- [GOAL]: Reproduce every record below exactly as it appears.

- [ROWS]:

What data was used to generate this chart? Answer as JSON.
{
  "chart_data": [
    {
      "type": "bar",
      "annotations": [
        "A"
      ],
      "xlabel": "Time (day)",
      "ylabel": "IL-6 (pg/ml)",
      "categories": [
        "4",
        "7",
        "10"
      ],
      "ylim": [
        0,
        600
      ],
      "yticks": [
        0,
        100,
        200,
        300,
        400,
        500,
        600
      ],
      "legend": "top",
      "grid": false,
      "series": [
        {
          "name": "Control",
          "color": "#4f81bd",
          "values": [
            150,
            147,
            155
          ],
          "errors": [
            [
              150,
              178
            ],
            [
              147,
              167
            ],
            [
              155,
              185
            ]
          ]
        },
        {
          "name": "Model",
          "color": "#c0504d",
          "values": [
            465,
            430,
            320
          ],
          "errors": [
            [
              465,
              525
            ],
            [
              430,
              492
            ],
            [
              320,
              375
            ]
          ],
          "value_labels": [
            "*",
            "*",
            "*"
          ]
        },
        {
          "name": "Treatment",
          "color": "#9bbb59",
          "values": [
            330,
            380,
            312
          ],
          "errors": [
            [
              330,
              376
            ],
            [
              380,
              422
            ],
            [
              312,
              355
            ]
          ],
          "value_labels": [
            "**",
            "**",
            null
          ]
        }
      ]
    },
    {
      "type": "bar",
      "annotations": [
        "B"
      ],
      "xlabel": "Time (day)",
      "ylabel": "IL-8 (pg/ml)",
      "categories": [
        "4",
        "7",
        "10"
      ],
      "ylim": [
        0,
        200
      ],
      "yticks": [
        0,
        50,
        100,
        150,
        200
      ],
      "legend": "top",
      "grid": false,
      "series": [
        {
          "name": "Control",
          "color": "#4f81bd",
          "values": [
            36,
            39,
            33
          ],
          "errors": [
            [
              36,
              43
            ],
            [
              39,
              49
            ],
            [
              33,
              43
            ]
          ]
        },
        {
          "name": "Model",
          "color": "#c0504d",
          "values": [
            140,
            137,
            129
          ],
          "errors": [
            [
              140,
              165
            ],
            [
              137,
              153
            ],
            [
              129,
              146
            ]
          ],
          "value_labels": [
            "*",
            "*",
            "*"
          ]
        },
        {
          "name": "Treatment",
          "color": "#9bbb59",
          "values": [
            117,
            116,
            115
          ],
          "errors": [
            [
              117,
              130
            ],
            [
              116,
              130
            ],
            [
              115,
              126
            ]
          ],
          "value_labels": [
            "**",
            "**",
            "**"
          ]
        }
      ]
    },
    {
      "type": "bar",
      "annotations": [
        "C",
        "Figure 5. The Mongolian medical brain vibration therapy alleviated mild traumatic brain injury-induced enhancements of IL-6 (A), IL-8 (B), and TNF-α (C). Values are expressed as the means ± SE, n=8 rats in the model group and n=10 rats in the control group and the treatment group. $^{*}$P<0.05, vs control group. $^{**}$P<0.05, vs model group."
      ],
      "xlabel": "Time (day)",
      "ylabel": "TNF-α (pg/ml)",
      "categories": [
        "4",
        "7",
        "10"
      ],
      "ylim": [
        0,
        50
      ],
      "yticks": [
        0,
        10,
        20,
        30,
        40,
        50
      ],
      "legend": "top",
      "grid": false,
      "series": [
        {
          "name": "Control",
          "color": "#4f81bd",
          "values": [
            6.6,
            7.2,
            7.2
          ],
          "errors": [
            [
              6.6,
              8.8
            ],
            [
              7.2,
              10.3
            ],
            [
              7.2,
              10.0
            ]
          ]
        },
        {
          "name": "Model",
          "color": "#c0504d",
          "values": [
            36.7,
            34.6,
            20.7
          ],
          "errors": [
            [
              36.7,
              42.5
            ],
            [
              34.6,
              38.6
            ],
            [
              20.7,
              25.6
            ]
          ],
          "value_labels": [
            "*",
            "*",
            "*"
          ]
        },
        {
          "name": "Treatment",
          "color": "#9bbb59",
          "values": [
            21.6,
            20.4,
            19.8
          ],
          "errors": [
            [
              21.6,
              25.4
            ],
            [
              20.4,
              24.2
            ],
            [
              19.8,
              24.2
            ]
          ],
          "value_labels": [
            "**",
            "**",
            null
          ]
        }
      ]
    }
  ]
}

- [WRITTEN SOLUTION]:
What data was used to generate this chart? Answer as JSON.
{
  "chart_data": [
    {
      "type": "bar",
      "annotations": [
        "A"
      ],
      "xlabel": "Time (day)",
      "ylabel": "IL-6 (pg/ml)",
      "categories": [
        "4",
        "7",
        "10"
      ],
      "ylim": [
        0,
        600
      ],
      "yticks": [
        0,
        100,
        200,
        300,
        400,
        500,
        600
      ],
      "legend": "top",
      "grid": false,
      "series": [
        {
          "name": "Control",
          "color": "#4f81bd",
          "values": [
            150,
            147,
            155
          ],
          "errors": [
            [
              150,
              178
            ],
            [
              147,
              167
            ],
            [
              155,
              185
            ]
          ]
        },
        {
          "name": "Model",
          "color": "#c0504d",
          "values": [
            465,
            430,
            320
          ],
          "errors": [
            [
              465,
              525
            ],
            [
              430,
              492
            ],
            [
              320,
              375
            ]
          ],
          "value_labels": [
            "*",
            "*",
            "*"
          ]
        },
        {
          "name": "Treatment",
          "color": "#9bbb59",
          "values": [
            330,
            380,
            312
          ],
          "errors": [
            [
              330,
              376
            ],
            [
              380,
              422
            ],
            [
              312,
              355
            ]
          ],
          "value_labels": [
            "**",
            "**",
            null
          ]
        }
      ]
    },
    {
      "type": "bar",
      "annotations": [
        "B"
      ],
      "xlabel": "Time (day)",
      "ylabel": "IL-8 (pg/ml)",
      "categories": [
        "4",
        "7",
        "10"
      ],
      "ylim": [
        0,
        200
      ],
      "yticks": [
        0,
        50,
        100,
        150,
        200
      ],
      "legend": "top",
      "grid": false,
      "series": [
        {
          "name": "Control",
          "color": "#4f81bd",
          "values": [
            36,
            39,
            33
          ],
          "errors": [
            [
              36,
              43
            ],
            [
              39,
              49
            ],
            [
              33,
              43
            ]
          ]
        },
        {
          "name": "Model",
          "color": "#c0504d",
          "values": [
            140,
            137,
            129
          ],
          "errors": [
            [
              140,
              165
            ],
            [
              137,
              153
            ],
            [
              129,
              146
            ]
          ],
          "value_labels": [
            "*",
            "*",
            "*"
          ]
        },
        {
          "name": "Treatment",
          "color": "#9bbb59",
          "values": [
            117,
            116,
            115
          ],
          "errors": [
            [
              117,
              130
            ],
            [
              116,
              130
            ],
            [
              115,
              126
            ]
          ],
          "value_labels": [
            "**",
            "**",
            "**"
          ]
        }
      ]
    },
    {
      "type": "bar",
      "annotations": [
        "C",
        "Figure 5. The Mongolian medical brain vibration therapy alleviated mild traumatic brain injury-induced enhancements of IL-6 (A), IL-8 (B), and TNF-α (C). Values are expressed as the means ± SE, n=8 rats in the model group and n=10 rats in the control group and the treatment group. $^{*}$P<0.05, vs control group. $^{**}$P<0.05, vs model group."
      ],
      "xlabel": "Time (day)",
      "ylabel": "TNF-α (pg/ml)",
      "categories": [
        "4",
        "7",
        "10"
      ],
      "ylim": [
        0,
        50
      ],
      "yticks": [
        0,
        10,
        20,
        30,
        40,
        50
      ],
      "legend": "top",
      "grid": false,
      "series": [
        {
          "name": "Control",
          "color": "#4f81bd",
          "values": [
            6.6,
            7.2,
            7.2
          ],
          "errors": [
            [
              6.6,
              8.8
            ],
            [
              7.2,
              10.3
            ],
            [
              7.2,
              10.0
            ]
          ]
        },
        {
          "name": "Model",
          "color": "#c0504d",
          "values": [
            36.7,
            34.6,
            20.7
          ],
          "errors": [
            [
              36.7,
              42.5
            ],
            [
              34.6,
              38.6
            ],
            [
              20.7,
              25.6
            ]
          ],
          "value_labels": [
            "*",
            "*",
            "*"
          ]
        },
        {
          "name": "Treatment",
          "color": "#9bbb59",
          "values": [
            21.6,
            20.4,
            19.8
          ],
          "errors": [
            [
              21.6,
              25.4
            ],
            [
              20.4,
              24.2
            ],
            [
              19.8,
              24.2
            ]
          ],
          "value_labels": [
            "**",
            "**",
            null
          ]
        }
      ]
    }
  ]
}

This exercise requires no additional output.